> Dataset excerpts
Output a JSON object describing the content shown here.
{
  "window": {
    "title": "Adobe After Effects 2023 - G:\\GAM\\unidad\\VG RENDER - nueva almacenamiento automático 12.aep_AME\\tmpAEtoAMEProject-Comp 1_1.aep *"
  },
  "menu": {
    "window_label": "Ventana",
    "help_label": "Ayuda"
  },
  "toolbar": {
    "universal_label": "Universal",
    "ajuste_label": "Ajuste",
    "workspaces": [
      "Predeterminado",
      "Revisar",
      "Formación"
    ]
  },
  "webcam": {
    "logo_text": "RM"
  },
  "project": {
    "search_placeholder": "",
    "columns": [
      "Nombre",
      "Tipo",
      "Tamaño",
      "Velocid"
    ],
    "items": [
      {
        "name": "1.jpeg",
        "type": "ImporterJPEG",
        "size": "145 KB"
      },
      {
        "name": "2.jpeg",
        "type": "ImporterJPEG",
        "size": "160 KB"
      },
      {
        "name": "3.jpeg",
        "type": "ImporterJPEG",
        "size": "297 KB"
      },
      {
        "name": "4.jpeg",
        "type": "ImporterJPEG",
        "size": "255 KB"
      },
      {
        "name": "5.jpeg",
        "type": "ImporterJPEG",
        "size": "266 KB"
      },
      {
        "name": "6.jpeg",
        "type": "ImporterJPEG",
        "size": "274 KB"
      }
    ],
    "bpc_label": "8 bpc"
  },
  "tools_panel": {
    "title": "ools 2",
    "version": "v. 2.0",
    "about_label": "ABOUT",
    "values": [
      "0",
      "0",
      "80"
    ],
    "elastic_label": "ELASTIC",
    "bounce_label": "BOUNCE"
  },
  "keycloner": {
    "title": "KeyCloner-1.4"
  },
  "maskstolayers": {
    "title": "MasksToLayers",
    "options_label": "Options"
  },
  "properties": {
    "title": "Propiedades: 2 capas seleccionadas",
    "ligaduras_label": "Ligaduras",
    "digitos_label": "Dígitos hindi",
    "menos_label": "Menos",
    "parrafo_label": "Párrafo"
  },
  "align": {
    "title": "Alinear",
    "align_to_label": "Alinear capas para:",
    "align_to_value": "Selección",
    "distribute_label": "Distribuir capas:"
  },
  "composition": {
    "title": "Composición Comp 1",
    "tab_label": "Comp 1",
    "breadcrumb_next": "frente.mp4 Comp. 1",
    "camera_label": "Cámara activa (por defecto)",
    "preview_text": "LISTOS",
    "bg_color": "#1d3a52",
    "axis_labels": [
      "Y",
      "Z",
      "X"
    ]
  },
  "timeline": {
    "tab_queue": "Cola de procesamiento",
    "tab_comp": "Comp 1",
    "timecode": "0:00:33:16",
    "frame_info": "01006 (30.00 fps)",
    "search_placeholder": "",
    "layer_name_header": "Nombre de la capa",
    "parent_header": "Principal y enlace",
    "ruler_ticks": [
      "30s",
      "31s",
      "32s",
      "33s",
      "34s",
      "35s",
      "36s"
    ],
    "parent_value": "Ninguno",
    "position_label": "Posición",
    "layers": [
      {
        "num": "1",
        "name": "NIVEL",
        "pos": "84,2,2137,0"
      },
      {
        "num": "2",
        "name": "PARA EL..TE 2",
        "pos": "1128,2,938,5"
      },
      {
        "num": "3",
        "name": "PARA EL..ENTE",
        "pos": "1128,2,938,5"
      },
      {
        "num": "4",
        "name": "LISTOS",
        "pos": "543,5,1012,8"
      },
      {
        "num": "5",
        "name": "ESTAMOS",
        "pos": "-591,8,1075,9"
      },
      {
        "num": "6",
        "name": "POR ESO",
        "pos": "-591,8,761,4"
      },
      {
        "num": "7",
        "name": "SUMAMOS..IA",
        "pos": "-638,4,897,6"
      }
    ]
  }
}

> Task to complete
Check each line above for the word "Alinear" and give the number of lines that have it, nothing else.

> In response
2